= AIM OF THE EXERCISE =
Please reproduce the rows below without any changes, beginning with the first one and stopping after the row that contains "22, 1378, 36]".

---------- RECORDS SUPPLIED

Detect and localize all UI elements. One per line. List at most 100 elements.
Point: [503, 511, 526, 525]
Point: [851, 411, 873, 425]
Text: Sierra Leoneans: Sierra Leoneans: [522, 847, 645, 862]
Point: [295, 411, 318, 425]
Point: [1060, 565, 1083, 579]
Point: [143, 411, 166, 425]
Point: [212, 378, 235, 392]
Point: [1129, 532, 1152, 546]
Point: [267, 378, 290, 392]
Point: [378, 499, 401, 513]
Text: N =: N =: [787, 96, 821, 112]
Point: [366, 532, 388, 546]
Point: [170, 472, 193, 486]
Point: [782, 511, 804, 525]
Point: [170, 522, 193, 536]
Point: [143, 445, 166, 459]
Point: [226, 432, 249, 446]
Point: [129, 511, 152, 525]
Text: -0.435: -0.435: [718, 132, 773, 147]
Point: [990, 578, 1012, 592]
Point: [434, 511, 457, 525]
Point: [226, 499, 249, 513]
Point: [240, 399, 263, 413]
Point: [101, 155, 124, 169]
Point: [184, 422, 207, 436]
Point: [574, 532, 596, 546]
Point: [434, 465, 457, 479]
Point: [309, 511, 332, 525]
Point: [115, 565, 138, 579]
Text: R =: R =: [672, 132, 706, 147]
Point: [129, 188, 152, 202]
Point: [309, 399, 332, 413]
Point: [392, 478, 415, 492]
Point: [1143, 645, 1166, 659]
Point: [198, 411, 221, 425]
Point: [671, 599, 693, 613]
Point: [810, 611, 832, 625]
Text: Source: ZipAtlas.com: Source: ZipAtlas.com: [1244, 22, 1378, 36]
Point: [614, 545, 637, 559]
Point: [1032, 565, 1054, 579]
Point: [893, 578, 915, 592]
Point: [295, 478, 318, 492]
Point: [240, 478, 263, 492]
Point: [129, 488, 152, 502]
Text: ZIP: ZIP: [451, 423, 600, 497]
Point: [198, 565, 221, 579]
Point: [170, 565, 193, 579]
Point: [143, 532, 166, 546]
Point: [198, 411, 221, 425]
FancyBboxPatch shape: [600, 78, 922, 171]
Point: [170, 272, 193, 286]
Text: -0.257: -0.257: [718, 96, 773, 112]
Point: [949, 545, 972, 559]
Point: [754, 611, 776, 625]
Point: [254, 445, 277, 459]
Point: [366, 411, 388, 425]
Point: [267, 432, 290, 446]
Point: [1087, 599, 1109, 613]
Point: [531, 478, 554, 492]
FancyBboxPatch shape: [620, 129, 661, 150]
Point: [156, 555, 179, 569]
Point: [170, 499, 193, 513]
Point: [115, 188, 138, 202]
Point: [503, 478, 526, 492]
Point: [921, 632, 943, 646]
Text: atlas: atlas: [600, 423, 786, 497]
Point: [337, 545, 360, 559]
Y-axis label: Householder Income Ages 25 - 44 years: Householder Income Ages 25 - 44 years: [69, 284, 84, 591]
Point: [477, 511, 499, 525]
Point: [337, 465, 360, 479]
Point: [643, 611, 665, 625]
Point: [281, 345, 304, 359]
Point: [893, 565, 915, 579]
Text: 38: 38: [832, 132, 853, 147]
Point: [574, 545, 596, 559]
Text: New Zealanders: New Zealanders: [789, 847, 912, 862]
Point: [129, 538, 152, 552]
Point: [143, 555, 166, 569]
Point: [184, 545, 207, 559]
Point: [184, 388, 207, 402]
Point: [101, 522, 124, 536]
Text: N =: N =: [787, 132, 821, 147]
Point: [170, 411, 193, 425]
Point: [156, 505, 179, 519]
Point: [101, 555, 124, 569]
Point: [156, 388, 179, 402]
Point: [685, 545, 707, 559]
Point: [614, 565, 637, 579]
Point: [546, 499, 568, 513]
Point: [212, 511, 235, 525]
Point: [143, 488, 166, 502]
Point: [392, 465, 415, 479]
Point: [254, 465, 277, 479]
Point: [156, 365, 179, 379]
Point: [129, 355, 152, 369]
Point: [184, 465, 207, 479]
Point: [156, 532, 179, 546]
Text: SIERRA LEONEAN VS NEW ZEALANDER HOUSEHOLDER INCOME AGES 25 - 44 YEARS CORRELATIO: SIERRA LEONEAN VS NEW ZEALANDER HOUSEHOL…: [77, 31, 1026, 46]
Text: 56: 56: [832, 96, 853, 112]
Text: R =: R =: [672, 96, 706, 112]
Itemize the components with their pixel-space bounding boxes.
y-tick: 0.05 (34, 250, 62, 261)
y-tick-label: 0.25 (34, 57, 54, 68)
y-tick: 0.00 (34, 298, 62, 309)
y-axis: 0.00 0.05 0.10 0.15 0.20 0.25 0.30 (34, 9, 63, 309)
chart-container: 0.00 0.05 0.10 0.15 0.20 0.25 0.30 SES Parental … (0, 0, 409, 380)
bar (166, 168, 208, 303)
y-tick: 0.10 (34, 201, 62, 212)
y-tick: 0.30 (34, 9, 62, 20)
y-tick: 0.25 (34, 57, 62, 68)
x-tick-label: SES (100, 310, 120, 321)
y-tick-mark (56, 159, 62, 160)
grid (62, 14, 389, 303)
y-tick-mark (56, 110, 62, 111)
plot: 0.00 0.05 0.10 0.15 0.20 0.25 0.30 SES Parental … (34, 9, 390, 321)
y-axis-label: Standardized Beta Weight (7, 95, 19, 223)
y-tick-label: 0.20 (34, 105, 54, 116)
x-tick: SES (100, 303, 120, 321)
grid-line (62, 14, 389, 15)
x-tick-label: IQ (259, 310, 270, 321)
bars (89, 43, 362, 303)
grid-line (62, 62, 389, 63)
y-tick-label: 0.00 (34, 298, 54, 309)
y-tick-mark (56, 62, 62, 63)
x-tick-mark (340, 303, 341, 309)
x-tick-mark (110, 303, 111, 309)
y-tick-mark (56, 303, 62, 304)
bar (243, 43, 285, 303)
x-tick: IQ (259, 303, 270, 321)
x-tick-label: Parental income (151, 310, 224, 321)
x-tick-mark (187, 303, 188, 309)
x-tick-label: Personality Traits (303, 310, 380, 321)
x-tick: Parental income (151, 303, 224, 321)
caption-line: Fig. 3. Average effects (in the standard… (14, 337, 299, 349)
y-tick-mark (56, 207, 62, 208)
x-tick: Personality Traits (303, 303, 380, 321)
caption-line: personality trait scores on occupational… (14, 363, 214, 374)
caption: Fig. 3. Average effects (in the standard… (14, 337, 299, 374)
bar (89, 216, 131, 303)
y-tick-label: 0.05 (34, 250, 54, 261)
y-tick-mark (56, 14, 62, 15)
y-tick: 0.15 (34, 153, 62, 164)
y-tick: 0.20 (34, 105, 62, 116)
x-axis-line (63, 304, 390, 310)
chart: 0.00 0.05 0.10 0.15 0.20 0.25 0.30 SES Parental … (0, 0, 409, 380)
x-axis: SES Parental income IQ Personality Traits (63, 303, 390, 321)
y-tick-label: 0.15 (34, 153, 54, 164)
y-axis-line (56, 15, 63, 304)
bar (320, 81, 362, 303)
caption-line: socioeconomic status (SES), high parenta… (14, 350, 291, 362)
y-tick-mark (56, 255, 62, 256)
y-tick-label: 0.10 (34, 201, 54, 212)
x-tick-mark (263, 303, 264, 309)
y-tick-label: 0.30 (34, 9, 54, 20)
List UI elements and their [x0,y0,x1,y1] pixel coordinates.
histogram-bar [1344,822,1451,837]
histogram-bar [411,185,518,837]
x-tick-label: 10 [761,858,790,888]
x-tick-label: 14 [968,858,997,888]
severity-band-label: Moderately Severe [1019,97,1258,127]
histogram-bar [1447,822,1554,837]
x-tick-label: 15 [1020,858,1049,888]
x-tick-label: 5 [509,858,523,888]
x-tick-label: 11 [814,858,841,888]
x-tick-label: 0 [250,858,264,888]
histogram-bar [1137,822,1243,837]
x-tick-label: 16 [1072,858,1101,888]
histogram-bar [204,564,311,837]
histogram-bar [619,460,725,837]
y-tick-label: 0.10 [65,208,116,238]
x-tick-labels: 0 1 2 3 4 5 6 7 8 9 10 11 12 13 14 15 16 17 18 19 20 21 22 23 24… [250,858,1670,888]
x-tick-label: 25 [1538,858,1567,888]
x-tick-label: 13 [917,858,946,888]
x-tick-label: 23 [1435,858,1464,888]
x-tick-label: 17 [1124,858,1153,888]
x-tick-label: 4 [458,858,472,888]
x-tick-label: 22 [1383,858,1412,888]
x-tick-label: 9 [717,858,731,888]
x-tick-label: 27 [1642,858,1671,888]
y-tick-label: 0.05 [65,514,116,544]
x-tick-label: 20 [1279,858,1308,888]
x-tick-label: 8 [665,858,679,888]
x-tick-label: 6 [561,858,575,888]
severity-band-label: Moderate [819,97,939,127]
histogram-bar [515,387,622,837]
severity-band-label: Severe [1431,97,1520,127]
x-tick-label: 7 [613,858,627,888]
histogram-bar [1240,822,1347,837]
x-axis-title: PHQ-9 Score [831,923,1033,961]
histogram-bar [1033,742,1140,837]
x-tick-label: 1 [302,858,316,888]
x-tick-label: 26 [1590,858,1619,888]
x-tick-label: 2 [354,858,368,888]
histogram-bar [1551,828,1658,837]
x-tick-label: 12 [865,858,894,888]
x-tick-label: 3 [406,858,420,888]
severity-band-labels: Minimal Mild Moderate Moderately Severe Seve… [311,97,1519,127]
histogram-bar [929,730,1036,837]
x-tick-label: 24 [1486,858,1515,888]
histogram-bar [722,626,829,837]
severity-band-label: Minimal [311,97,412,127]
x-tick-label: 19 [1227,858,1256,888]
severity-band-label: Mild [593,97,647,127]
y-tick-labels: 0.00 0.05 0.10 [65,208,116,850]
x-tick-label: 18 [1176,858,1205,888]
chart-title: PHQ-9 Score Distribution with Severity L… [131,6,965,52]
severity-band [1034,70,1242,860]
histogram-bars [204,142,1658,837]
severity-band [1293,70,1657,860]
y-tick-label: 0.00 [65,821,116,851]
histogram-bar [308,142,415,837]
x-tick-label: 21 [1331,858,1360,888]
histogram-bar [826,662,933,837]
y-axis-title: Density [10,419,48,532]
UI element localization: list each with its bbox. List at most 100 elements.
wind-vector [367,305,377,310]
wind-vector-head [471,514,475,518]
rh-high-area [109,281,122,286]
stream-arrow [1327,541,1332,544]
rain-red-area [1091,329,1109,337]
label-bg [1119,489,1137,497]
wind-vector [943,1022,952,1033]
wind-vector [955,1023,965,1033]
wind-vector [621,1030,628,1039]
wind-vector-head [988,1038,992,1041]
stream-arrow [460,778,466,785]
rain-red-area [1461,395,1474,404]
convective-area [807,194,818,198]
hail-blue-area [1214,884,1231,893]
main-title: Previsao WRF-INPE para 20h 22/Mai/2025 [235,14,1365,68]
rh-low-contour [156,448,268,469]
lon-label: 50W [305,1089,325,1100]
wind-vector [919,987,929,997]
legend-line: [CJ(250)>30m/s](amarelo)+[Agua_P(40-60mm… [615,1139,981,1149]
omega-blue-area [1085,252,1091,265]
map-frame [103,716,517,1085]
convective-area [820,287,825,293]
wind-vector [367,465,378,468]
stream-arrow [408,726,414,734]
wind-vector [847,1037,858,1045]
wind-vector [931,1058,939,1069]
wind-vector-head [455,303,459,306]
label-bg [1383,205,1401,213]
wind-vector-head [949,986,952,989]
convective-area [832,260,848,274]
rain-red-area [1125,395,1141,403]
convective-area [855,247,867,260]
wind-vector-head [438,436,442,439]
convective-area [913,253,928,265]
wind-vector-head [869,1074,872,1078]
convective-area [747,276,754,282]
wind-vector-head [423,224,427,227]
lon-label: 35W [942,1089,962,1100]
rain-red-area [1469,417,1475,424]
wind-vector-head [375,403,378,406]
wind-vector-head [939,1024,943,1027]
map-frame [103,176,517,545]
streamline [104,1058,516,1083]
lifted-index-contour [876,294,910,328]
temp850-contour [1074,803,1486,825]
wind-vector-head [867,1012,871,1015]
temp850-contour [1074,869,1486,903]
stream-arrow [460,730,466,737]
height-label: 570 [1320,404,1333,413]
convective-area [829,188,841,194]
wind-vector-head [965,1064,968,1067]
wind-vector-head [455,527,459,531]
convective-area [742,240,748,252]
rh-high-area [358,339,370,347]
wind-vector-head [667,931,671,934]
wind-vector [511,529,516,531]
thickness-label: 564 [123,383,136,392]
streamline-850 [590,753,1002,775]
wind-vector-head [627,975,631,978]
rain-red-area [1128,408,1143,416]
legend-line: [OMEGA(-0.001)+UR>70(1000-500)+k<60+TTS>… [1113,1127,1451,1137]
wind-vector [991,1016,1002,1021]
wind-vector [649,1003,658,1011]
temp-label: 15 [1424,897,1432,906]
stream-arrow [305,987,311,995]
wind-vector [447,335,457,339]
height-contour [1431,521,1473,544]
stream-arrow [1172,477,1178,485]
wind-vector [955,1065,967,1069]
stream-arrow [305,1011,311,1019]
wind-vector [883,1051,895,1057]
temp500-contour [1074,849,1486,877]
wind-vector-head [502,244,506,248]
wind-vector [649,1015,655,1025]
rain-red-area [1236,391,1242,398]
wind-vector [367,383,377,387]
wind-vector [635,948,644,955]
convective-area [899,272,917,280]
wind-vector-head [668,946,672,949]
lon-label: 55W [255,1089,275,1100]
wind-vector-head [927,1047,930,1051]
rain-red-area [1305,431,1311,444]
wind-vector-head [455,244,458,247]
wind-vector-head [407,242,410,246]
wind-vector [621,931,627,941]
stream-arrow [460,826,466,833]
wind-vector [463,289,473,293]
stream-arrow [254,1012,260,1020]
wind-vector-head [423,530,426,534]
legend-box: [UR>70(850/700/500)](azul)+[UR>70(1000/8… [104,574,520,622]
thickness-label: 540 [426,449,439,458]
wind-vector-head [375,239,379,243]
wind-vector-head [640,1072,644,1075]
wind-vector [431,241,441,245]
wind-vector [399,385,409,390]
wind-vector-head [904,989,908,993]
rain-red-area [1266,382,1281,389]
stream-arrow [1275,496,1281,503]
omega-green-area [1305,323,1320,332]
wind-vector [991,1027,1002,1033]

--------------------

= EXERCISE OUTPUT =
Detect and localize all UI elements. One per line. List at most 100 elements.
Point: [503, 511, 526, 525]
Point: [851, 411, 873, 425]
Text: Sierra Leoneans: Sierra Leoneans: [522, 847, 645, 862]
Point: [295, 411, 318, 425]
Point: [1060, 565, 1083, 579]
Point: [143, 411, 166, 425]
Point: [212, 378, 235, 392]
Point: [1129, 532, 1152, 546]
Point: [267, 378, 290, 392]
Point: [378, 499, 401, 513]
Text: N =: N =: [787, 96, 821, 112]
Point: [366, 532, 388, 546]
Point: [170, 472, 193, 486]
Point: [782, 511, 804, 525]
Point: [170, 522, 193, 536]
Point: [143, 445, 166, 459]
Point: [226, 432, 249, 446]
Point: [129, 511, 152, 525]
Text: -0.435: -0.435: [718, 132, 773, 147]
Point: [990, 578, 1012, 592]
Point: [434, 511, 457, 525]
Point: [226, 499, 249, 513]
Point: [240, 399, 263, 413]
Point: [101, 155, 124, 169]
Point: [184, 422, 207, 436]
Point: [574, 532, 596, 546]
Point: [434, 465, 457, 479]
Point: [309, 511, 332, 525]
Point: [115, 565, 138, 579]
Text: R =: R =: [672, 132, 706, 147]
Point: [129, 188, 152, 202]
Point: [309, 399, 332, 413]
Point: [392, 478, 415, 492]
Point: [1143, 645, 1166, 659]
Point: [198, 411, 221, 425]
Point: [671, 599, 693, 613]
Point: [810, 611, 832, 625]
Text: Source: ZipAtlas.com: Source: ZipAtlas.com: [1244, 22, 1378, 36]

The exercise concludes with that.